### WHAT THE TASK REQUIRES
From the listing below, copy every line with the word "policies".

### PROVIDED RECORDS
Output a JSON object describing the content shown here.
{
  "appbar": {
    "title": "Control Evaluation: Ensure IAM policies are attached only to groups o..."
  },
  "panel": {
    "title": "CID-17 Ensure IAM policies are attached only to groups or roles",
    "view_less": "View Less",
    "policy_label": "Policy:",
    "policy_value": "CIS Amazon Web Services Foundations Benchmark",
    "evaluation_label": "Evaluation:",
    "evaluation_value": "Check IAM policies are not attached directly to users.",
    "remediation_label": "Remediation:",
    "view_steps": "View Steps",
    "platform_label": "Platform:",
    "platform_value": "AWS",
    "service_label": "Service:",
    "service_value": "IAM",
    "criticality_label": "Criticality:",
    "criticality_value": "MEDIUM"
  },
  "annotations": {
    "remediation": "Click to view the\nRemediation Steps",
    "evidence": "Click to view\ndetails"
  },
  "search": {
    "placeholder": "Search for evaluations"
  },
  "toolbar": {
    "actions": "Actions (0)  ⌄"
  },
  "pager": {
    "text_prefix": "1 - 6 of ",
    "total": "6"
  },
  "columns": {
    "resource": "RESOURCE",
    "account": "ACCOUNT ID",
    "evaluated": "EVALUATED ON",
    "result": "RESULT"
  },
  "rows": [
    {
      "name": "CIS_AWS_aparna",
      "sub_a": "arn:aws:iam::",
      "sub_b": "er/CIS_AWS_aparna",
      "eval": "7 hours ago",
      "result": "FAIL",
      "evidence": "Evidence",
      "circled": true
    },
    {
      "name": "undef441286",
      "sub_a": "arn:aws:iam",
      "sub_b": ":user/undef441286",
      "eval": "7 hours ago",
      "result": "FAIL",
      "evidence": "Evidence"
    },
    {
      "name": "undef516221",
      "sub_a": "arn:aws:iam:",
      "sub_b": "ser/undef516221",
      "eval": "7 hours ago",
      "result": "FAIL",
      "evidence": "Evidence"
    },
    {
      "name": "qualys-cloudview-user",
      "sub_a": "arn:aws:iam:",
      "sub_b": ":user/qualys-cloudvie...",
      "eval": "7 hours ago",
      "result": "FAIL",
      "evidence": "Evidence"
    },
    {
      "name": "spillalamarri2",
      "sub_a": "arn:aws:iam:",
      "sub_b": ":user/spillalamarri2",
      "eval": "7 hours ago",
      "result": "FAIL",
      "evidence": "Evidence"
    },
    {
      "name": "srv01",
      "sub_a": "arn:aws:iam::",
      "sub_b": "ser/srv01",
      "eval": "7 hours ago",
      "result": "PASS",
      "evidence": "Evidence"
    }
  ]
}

### PROBLEM SOLUTION
    "title": "Control Evaluation: Ensure IAM policies are attached only to groups o..."
    "title": "CID-17 Ensure IAM policies are attached only to groups or roles",
    "evaluation_value": "Check IAM policies are not attached directly to users.",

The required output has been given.